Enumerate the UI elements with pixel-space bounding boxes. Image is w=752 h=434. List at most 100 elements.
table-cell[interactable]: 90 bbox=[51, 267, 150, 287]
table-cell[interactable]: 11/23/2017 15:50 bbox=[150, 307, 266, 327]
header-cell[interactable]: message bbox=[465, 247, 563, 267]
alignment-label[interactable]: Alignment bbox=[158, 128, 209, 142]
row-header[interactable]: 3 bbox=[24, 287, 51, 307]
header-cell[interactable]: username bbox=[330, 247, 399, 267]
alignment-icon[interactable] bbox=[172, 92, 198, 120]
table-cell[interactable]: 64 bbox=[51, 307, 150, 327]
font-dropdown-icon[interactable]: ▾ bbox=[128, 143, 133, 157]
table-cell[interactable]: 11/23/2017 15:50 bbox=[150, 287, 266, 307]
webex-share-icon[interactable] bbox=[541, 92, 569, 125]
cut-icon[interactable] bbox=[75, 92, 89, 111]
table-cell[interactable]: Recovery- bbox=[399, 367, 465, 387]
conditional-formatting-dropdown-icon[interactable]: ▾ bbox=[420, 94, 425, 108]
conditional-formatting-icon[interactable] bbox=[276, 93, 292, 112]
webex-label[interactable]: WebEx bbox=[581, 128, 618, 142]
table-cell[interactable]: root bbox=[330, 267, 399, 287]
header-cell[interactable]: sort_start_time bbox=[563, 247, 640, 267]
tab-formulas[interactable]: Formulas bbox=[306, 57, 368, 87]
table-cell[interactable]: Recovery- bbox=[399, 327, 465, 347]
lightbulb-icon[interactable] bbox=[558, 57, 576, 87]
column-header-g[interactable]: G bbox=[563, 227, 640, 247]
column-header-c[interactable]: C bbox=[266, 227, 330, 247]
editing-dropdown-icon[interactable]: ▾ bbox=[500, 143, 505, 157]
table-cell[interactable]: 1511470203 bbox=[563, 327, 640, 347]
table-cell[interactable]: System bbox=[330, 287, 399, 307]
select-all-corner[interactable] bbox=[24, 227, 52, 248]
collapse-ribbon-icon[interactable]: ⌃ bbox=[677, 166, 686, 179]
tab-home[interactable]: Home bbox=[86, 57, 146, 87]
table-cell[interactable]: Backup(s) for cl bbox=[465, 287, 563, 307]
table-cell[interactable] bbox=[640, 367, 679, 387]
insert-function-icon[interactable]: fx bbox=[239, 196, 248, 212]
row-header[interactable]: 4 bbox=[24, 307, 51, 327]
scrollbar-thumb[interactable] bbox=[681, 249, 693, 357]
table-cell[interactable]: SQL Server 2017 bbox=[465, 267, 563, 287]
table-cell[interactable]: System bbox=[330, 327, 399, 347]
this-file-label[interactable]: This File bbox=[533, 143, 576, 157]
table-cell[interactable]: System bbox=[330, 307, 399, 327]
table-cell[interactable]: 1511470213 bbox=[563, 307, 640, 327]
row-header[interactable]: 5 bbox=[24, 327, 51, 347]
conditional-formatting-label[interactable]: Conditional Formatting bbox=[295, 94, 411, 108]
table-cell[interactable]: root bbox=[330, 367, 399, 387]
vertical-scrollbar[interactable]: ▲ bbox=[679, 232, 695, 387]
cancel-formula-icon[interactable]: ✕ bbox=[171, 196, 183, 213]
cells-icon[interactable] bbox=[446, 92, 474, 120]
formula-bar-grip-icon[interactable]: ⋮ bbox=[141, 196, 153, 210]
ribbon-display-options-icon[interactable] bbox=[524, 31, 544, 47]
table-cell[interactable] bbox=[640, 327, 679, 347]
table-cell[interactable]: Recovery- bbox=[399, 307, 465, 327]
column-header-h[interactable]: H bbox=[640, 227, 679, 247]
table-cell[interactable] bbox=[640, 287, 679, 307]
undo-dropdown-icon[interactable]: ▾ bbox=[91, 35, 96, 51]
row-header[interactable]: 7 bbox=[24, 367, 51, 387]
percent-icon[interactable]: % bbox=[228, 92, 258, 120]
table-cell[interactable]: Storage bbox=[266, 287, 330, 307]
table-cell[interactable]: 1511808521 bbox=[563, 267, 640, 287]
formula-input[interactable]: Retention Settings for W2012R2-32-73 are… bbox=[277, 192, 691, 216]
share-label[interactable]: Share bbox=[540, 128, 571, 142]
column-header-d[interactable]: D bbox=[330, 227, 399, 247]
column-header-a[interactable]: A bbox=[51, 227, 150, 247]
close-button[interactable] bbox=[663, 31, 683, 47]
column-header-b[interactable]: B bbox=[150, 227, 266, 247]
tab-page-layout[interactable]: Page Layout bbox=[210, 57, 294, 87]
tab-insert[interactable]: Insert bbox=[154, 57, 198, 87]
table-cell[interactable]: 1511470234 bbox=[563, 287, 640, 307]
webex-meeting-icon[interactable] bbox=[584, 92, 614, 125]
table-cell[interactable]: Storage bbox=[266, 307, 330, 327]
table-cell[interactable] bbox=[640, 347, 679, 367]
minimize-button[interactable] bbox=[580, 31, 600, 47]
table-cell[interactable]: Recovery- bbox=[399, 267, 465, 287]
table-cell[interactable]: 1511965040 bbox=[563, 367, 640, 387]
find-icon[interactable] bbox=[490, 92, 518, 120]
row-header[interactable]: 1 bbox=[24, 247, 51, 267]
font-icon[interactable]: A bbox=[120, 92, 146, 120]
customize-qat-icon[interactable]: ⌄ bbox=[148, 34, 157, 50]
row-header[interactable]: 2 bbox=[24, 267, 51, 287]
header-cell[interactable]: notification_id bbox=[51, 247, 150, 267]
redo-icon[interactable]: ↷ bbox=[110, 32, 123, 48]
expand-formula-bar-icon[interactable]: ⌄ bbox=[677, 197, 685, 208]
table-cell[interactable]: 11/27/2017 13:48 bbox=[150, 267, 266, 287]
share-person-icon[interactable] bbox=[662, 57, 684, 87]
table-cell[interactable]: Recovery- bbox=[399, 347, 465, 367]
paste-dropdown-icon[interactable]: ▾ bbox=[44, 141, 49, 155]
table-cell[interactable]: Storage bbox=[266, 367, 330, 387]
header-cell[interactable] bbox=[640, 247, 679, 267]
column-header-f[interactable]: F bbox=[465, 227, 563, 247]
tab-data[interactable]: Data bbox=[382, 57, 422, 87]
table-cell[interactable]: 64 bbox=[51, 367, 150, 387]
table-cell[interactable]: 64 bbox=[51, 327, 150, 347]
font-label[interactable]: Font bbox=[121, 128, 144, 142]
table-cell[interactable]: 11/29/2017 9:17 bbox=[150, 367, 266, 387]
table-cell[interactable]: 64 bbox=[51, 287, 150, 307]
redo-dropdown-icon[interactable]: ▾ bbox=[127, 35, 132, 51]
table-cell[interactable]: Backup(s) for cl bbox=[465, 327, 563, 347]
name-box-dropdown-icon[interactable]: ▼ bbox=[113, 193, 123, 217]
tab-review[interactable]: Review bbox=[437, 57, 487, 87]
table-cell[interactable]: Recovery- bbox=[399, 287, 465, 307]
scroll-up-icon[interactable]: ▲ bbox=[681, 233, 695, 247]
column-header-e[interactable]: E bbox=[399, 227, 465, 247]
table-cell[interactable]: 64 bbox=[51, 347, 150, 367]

• EXERCISE GOAL: Reproduce the lines unchanged, starting at the first line and ending at the line that contains "table-cell[interactable]: root bbox=[330, 267, 399, 287]", both included.

• RESPONSE TO THIS EXERCISE:
Enumerate the UI elements with pixel-space bounding boxes. Image is w=752 h=434. List at most 100 elements.
table-cell[interactable]: 90 bbox=[51, 267, 150, 287]
table-cell[interactable]: 11/23/2017 15:50 bbox=[150, 307, 266, 327]
header-cell[interactable]: message bbox=[465, 247, 563, 267]
alignment-label[interactable]: Alignment bbox=[158, 128, 209, 142]
row-header[interactable]: 3 bbox=[24, 287, 51, 307]
header-cell[interactable]: username bbox=[330, 247, 399, 267]
alignment-icon[interactable] bbox=[172, 92, 198, 120]
table-cell[interactable]: 64 bbox=[51, 307, 150, 327]
font-dropdown-icon[interactable]: ▾ bbox=[128, 143, 133, 157]
table-cell[interactable]: 11/23/2017 15:50 bbox=[150, 287, 266, 307]
webex-share-icon[interactable] bbox=[541, 92, 569, 125]
cut-icon[interactable] bbox=[75, 92, 89, 111]
table-cell[interactable]: Recovery- bbox=[399, 367, 465, 387]
conditional-formatting-dropdown-icon[interactable]: ▾ bbox=[420, 94, 425, 108]
conditional-formatting-icon[interactable] bbox=[276, 93, 292, 112]
webex-label[interactable]: WebEx bbox=[581, 128, 618, 142]
table-cell[interactable]: root bbox=[330, 267, 399, 287]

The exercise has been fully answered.